▼
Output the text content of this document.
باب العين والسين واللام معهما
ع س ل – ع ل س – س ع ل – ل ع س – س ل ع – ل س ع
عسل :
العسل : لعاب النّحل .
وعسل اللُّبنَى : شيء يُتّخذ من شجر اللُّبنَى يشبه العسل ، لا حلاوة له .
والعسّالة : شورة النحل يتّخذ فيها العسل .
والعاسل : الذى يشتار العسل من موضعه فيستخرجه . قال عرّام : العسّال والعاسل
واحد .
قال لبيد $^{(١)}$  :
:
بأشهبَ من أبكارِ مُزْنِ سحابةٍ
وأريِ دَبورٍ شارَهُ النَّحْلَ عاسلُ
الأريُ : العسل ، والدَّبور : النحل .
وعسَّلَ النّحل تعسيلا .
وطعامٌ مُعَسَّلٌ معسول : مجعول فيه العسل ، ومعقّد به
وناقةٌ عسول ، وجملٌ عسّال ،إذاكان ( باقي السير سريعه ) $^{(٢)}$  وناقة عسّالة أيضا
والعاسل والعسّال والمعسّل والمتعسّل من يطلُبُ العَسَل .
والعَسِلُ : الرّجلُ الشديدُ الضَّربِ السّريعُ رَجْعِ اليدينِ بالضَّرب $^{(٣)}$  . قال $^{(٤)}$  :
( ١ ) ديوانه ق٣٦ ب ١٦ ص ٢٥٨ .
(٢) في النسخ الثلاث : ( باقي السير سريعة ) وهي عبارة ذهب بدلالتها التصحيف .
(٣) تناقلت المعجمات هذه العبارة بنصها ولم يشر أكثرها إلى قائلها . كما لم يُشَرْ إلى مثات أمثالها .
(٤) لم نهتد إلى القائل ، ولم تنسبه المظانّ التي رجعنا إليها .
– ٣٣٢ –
▲
GIVEN INSTRUCTION: Each of the records should be retyped exactly.

RESULT OF THE EXERCISE:
Output the text content of this document.
باب العين والسين واللام معهما
ع س ل – ع ل س – س ع ل – ل ع س – س ل ع – ل س ع
عسل :
العسل : لعاب النّحل .
وعسل اللُّبنَى : شيء يُتّخذ من شجر اللُّبنَى يشبه العسل ، لا حلاوة له .
والعسّالة : شورة النحل يتّخذ فيها العسل .
والعاسل : الذى يشتار العسل من موضعه فيستخرجه . قال عرّام : العسّال والعاسل
واحد .
قال لبيد $^{(١)}$  :
:
بأشهبَ من أبكارِ مُزْنِ سحابةٍ
وأريِ دَبورٍ شارَهُ النَّحْلَ عاسلُ
الأريُ : العسل ، والدَّبور : النحل .
وعسَّلَ النّحل تعسيلا .
وطعامٌ مُعَسَّلٌ معسول : مجعول فيه العسل ، ومعقّد به
وناقةٌ عسول ، وجملٌ عسّال ،إذاكان ( باقي السير سريعه ) $^{(٢)}$  وناقة عسّالة أيضا
والعاسل والعسّال والمعسّل والمتعسّل من يطلُبُ العَسَل .
والعَسِلُ : الرّجلُ الشديدُ الضَّربِ السّريعُ رَجْعِ اليدينِ بالضَّرب $^{(٣)}$  . قال $^{(٤)}$  :
( ١ ) ديوانه ق٣٦ ب ١٦ ص ٢٥٨ .
(٢) في النسخ الثلاث : ( باقي السير سريعة ) وهي عبارة ذهب بدلالتها التصحيف .
(٣) تناقلت المعجمات هذه العبارة بنصها ولم يشر أكثرها إلى قائلها . كما لم يُشَرْ إلى مثات أمثالها .
(٤) لم نهتد إلى القائل ، ولم تنسبه المظانّ التي رجعنا إليها .
– ٣٣٢ –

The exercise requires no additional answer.